• [WRITTEN INSTRUCTION]
Print the listing below exactly.

• [DATA PROVIDED]
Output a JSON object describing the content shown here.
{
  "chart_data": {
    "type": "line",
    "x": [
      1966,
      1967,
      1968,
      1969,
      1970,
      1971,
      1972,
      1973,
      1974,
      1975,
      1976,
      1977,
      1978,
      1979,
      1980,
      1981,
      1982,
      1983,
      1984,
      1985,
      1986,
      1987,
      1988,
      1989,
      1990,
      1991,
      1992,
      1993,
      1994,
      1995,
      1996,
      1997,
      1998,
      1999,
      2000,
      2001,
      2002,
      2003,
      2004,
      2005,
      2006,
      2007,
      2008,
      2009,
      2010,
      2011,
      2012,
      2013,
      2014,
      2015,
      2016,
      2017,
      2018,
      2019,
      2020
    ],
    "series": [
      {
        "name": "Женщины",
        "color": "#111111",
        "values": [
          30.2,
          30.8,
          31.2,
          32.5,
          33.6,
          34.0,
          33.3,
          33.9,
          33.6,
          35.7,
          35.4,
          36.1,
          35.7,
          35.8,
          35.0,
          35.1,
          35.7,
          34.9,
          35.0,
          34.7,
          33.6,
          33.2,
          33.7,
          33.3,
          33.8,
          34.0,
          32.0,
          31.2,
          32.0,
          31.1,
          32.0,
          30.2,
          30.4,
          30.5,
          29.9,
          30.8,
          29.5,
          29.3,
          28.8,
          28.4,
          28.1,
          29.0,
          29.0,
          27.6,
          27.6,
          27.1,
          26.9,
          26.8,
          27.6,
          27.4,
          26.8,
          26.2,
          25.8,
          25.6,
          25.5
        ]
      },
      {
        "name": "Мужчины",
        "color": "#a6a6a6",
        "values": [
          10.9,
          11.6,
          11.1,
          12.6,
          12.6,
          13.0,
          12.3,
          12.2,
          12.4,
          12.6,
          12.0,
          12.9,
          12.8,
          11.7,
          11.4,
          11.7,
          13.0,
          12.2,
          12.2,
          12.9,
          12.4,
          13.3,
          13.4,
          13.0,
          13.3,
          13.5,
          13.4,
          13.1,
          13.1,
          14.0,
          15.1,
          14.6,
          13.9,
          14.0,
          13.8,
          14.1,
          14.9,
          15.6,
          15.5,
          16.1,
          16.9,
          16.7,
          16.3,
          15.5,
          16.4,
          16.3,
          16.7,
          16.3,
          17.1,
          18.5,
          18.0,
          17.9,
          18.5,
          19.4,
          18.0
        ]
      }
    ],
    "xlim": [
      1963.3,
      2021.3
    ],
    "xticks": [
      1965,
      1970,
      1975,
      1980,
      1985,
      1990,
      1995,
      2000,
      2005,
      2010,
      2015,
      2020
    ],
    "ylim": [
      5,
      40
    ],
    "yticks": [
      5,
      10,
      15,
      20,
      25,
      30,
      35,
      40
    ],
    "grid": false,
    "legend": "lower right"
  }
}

• [RESULT FOR THIS TASK]
Output a JSON object describing the content shown here.
{
  "chart_data": {
    "type": "line",
    "x": [
      1966,
      1967,
      1968,
      1969,
      1970,
      1971,
      1972,
      1973,
      1974,
      1975,
      1976,
      1977,
      1978,
      1979,
      1980,
      1981,
      1982,
      1983,
      1984,
      1985,
      1986,
      1987,
      1988,
      1989,
      1990,
      1991,
      1992,
      1993,
      1994,
      1995,
      1996,
      1997,
      1998,
      1999,
      2000,
      2001,
      2002,
      2003,
      2004,
      2005,
      2006,
      2007,
      2008,
      2009,
      2010,
      2011,
      2012,
      2013,
      2014,
      2015,
      2016,
      2017,
      2018,
      2019,
      2020
    ],
    "series": [
      {
        "name": "Женщины",
        "color": "#111111",
        "values": [
          30.2,
          30.8,
          31.2,
          32.5,
          33.6,
          34.0,
          33.3,
          33.9,
          33.6,
          35.7,
          35.4,
          36.1,
          35.7,
          35.8,
          35.0,
          35.1,
          35.7,
          34.9,
          35.0,
          34.7,
          33.6,
          33.2,
          33.7,
          33.3,
          33.8,
          34.0,
          32.0,
          31.2,
          32.0,
          31.1,
          32.0,
          30.2,
          30.4,
          30.5,
          29.9,
          30.8,
          29.5,
          29.3,
          28.8,
          28.4,
          28.1,
          29.0,
          29.0,
          27.6,
          27.6,
          27.1,
          26.9,
          26.8,
          27.6,
          27.4,
          26.8,
          26.2,
          25.8,
          25.6,
          25.5
        ]
      },
      {
        "name": "Мужчины",
        "color": "#a6a6a6",
        "values": [
          10.9,
          11.6,
          11.1,
          12.6,
          12.6,
          13.0,
          12.3,
          12.2,
          12.4,
          12.6,
          12.0,
          12.9,
          12.8,
          11.7,
          11.4,
          11.7,
          13.0,
          12.2,
          12.2,
          12.9,
          12.4,
          13.3,
          13.4,
          13.0,
          13.3,
          13.5,
          13.4,
          13.1,
          13.1,
          14.0,
          15.1,
          14.6,
          13.9,
          14.0,
          13.8,
          14.1,
          14.9,
          15.6,
          15.5,
          16.1,
          16.9,
          16.7,
          16.3,
          15.5,
          16.4,
          16.3,
          16.7,
          16.3,
          17.1,
          18.5,
          18.0,
          17.9,
          18.5,
          19.4,
          18.0
        ]
      }
    ],
    "xlim": [
      1963.3,
      2021.3
    ],
    "xticks": [
      1965,
      1970,
      1975,
      1980,
      1985,
      1990,
      1995,
      2000,
      2005,
      2010,
      2015,
      2020
    ],
    "ylim": [
      5,
      40
    ],
    "yticks": [
      5,
      10,
      15,
      20,
      25,
      30,
      35,
      40
    ],
    "grid": false,
    "legend": "lower right"
  }
}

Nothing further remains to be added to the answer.